The task
Write out, as a numbered list with blank lines omitted, the rows starting with the line that contains "Annotate this image: element" and continuing through the line that contains "book-progress: 阅读至 第一章", both included. Include only those rows, and leave the pictures out of the answer.

--- Exercise input ---

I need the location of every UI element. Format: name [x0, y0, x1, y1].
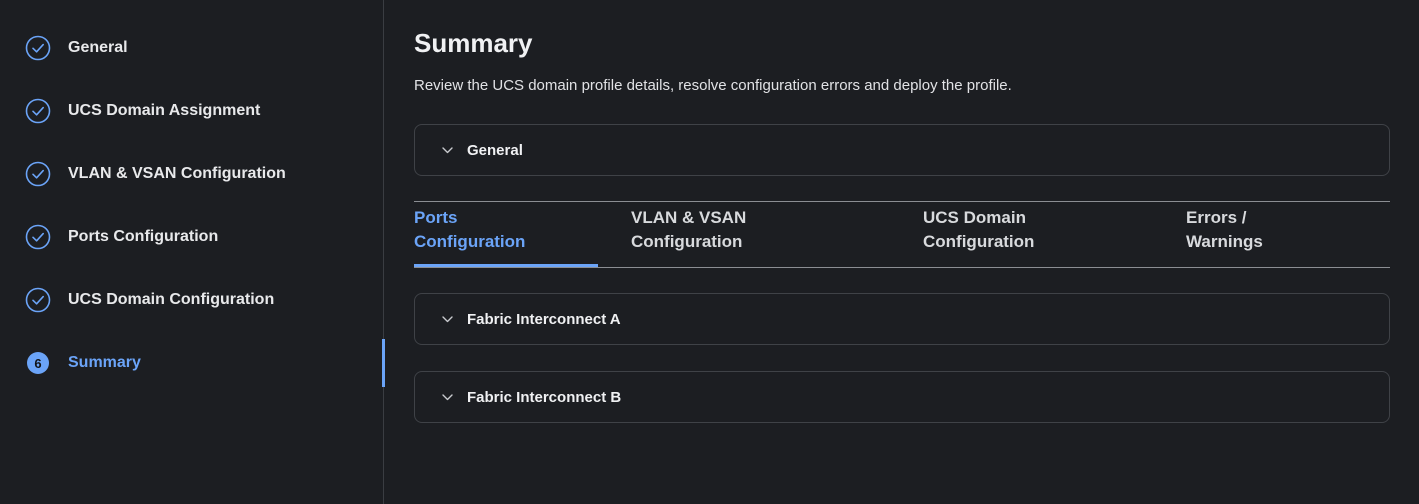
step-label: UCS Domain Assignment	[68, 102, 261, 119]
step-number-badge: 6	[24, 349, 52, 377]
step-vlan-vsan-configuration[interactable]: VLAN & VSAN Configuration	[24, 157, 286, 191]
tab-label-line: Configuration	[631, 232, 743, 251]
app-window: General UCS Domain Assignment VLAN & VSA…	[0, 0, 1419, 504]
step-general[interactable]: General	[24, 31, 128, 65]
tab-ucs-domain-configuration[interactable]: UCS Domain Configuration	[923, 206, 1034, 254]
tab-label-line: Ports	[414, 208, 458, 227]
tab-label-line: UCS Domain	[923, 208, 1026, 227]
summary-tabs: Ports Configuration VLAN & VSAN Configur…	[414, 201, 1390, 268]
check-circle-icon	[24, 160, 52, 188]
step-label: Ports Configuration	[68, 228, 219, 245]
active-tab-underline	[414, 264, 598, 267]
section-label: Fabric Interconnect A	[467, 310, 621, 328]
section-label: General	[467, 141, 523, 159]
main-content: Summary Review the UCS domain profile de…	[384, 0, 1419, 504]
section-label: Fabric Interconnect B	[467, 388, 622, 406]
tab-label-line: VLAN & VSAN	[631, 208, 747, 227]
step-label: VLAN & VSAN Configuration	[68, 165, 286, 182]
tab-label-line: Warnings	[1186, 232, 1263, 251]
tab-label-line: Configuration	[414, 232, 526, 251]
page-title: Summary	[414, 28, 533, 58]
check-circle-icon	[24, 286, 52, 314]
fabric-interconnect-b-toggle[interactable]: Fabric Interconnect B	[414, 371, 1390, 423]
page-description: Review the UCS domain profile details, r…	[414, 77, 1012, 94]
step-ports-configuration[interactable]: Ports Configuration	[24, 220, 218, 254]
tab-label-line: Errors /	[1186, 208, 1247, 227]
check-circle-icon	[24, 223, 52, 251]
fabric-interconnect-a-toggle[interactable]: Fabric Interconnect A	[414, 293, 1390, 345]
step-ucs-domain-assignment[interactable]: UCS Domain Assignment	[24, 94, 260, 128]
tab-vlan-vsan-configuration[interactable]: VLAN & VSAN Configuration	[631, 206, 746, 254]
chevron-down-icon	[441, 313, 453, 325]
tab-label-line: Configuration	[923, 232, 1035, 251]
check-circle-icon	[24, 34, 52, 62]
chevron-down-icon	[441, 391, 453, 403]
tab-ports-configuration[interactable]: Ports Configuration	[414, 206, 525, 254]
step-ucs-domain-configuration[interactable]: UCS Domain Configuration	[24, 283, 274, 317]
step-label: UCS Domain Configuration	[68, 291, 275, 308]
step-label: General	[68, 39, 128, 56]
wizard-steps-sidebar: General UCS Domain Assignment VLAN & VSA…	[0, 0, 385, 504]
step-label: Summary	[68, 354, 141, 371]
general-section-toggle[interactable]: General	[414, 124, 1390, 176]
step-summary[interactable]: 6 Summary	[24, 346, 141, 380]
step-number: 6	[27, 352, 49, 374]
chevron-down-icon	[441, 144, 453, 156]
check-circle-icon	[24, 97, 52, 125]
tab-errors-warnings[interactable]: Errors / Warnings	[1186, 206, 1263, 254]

---
--- Exercise input ---

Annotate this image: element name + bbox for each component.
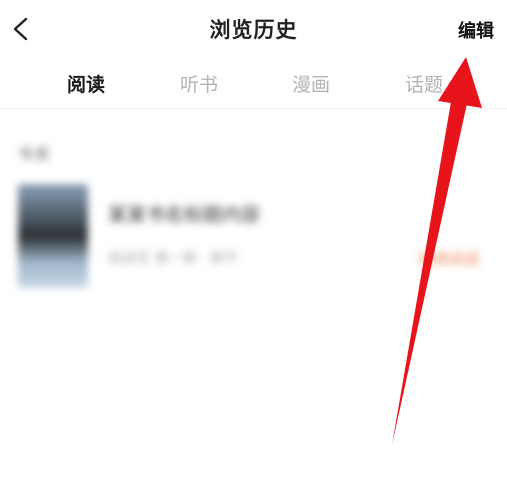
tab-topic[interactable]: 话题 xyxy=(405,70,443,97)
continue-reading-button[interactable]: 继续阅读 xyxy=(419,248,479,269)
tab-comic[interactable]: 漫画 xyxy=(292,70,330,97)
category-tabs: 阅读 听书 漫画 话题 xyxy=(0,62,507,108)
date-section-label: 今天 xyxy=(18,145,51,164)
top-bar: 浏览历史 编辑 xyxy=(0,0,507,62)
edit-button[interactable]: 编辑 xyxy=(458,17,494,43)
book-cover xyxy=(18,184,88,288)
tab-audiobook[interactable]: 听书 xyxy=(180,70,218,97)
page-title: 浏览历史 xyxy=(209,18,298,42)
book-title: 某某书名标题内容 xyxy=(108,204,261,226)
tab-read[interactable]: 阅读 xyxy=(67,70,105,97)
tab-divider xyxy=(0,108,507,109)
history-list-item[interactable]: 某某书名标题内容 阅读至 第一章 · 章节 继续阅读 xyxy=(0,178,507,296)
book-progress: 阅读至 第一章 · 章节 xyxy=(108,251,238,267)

---

Answer below
1. Annotate this image: element name + bbox for each component.
2. tab-topic[interactable]: 话题 xyxy=(405,70,443,97)
3. continue-reading-button[interactable]: 继续阅读 xyxy=(419,248,479,269)
4. tab-comic[interactable]: 漫画 xyxy=(292,70,330,97)
5. category-tabs: 阅读 听书 漫画 话题 xyxy=(0,62,507,108)
6. date-section-label: 今天 xyxy=(18,145,51,164)
7. top-bar: 浏览历史 编辑 xyxy=(0,0,507,62)
8. edit-button[interactable]: 编辑 xyxy=(458,17,494,43)
9. book-cover xyxy=(18,184,88,288)
10. tab-audiobook[interactable]: 听书 xyxy=(180,70,218,97)
11. page-title: 浏览历史 xyxy=(209,18,298,42)
12. book-title: 某某书名标题内容 xyxy=(108,204,261,226)
13. tab-read[interactable]: 阅读 xyxy=(67,70,105,97)
14. tab-divider xyxy=(0,108,507,109)
15. history-list-item[interactable]: 某某书名标题内容 阅读至 第一章 · 章节 继续阅读 xyxy=(0,178,507,296)
16. book-progress: 阅读至 第一章 · 章节 xyxy=(108,251,238,267)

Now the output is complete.